Each record below is to be reproduced without any change.
═══ EXERCISE INPUT ═══
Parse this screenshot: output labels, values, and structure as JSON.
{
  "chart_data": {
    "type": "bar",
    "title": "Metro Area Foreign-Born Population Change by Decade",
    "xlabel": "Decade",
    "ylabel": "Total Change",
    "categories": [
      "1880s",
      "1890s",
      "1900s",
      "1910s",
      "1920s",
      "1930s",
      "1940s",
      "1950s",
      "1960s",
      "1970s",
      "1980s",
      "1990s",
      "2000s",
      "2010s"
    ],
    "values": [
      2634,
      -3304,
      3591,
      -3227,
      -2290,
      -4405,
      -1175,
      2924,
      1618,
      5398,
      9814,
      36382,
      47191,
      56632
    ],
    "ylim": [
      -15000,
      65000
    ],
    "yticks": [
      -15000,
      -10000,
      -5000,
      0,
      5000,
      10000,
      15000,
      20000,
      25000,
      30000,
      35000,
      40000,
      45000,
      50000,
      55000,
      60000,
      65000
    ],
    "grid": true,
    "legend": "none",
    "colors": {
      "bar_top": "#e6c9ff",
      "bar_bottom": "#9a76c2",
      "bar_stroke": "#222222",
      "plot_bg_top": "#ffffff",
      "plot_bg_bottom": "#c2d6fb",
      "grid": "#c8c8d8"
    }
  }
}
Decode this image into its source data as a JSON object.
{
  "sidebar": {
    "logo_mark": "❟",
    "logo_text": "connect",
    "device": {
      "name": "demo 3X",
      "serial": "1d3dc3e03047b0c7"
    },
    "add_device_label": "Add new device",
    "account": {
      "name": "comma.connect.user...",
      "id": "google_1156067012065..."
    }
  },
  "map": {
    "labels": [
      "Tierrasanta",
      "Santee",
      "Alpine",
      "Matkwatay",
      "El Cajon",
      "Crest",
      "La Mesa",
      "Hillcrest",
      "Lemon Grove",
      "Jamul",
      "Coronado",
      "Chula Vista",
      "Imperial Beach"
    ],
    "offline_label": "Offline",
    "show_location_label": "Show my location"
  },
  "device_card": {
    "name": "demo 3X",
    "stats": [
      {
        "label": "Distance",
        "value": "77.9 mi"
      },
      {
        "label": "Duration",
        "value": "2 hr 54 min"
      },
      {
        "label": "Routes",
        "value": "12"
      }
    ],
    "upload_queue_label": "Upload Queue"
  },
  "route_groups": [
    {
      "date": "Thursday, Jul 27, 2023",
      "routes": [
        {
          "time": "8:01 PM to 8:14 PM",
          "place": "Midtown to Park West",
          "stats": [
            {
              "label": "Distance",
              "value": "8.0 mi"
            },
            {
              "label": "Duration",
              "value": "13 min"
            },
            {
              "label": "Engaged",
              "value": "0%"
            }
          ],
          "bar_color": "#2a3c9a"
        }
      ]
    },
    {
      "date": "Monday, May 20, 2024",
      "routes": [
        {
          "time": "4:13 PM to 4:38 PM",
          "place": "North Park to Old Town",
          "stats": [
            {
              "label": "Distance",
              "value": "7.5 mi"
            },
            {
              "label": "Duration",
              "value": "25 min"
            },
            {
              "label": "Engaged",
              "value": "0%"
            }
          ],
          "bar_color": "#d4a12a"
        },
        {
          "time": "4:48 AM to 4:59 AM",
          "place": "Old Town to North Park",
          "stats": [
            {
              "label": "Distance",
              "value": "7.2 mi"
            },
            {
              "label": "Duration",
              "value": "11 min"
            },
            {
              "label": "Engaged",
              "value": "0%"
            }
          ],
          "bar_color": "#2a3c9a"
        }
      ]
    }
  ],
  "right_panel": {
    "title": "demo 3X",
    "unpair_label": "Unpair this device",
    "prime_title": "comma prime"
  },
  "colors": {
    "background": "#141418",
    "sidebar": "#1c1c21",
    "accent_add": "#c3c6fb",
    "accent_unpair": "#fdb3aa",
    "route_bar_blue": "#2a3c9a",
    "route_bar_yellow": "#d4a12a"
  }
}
═══
## RESPONSE:
Parse this screenshot: output labels, values, and structure as JSON.
{
  "chart_data": {
    "type": "bar",
    "title": "Metro Area Foreign-Born Population Change by Decade",
    "xlabel": "Decade",
    "ylabel": "Total Change",
    "categories": [
      "1880s",
      "1890s",
      "1900s",
      "1910s",
      "1920s",
      "1930s",
      "1940s",
      "1950s",
      "1960s",
      "1970s",
      "1980s",
      "1990s",
      "2000s",
      "2010s"
    ],
    "values": [
      2634,
      -3304,
      3591,
      -3227,
      -2290,
      -4405,
      -1175,
      2924,
      1618,
      5398,
      9814,
      36382,
      47191,
      56632
    ],
    "ylim": [
      -15000,
      65000
    ],
    "yticks": [
      -15000,
      -10000,
      -5000,
      0,
      5000,
      10000,
      15000,
      20000,
      25000,
      30000,
      35000,
      40000,
      45000,
      50000,
      55000,
      60000,
      65000
    ],
    "grid": true,
    "legend": "none",
    "colors": {
      "bar_top": "#e6c9ff",
      "bar_bottom": "#9a76c2",
      "bar_stroke": "#222222",
      "plot_bg_top": "#ffffff",
      "plot_bg_bottom": "#c2d6fb",
      "grid": "#c8c8d8"
    }
  }
}
Decode this image into its source data as a JSON object.
{
  "sidebar": {
    "logo_mark": "❟",
    "logo_text": "connect",
    "device": {
      "name": "demo 3X",
      "serial": "1d3dc3e03047b0c7"
    },
    "add_device_label": "Add new device",
    "account": {
      "name": "comma.connect.user...",
      "id": "google_1156067012065..."
    }
  },
  "map": {
    "labels": [
      "Tierrasanta",
      "Santee",
      "Alpine",
      "Matkwatay",
      "El Cajon",
      "Crest",
      "La Mesa",
      "Hillcrest",
      "Lemon Grove",
      "Jamul",
      "Coronado",
      "Chula Vista",
      "Imperial Beach"
    ],
    "offline_label": "Offline",
    "show_location_label": "Show my location"
  },
  "device_card": {
    "name": "demo 3X",
    "stats": [
      {
        "label": "Distance",
        "value": "77.9 mi"
      },
      {
        "label": "Duration",
        "value": "2 hr 54 min"
      },
      {
        "label": "Routes",
        "value": "12"
      }
    ],
    "upload_queue_label": "Upload Queue"
  },
  "route_groups": [
    {
      "date": "Thursday, Jul 27, 2023",
      "routes": [
        {
          "time": "8:01 PM to 8:14 PM",
          "place": "Midtown to Park West",
          "stats": [
            {
              "label": "Distance",
              "value": "8.0 mi"
            },
            {
              "label": "Duration",
              "value": "13 min"
            },
            {
              "label": "Engaged",
              "value": "0%"
            }
          ],
          "bar_color": "#2a3c9a"
        }
      ]
    },
    {
      "date": "Monday, May 20, 2024",
      "routes": [
        {
          "time": "4:13 PM to 4:38 PM",
          "place": "North Park to Old Town",
          "stats": [
            {
              "label": "Distance",
              "value": "7.5 mi"
            },
            {
              "label": "Duration",
              "value": "25 min"
            },
            {
              "label": "Engaged",
              "value": "0%"
            }
          ],
          "bar_color": "#d4a12a"
        },
        {
          "time": "4:48 AM to 4:59 AM",
          "place": "Old Town to North Park",
          "stats": [
            {
              "label": "Distance",
              "value": "7.2 mi"
            },
            {
              "label": "Duration",
              "value": "11 min"
            },
            {
              "label": "Engaged",
              "value": "0%"
            }
          ],
          "bar_color": "#2a3c9a"
        }
      ]
    }
  ],
  "right_panel": {
    "title": "demo 3X",
    "unpair_label": "Unpair this device",
    "prime_title": "comma prime"
  },
  "colors": {
    "background": "#141418",
    "sidebar": "#1c1c21",
    "accent_add": "#c3c6fb",
    "accent_unpair": "#fdb3aa",
    "route_bar_blue": "#2a3c9a",
    "route_bar_yellow": "#d4a12a"
  }
}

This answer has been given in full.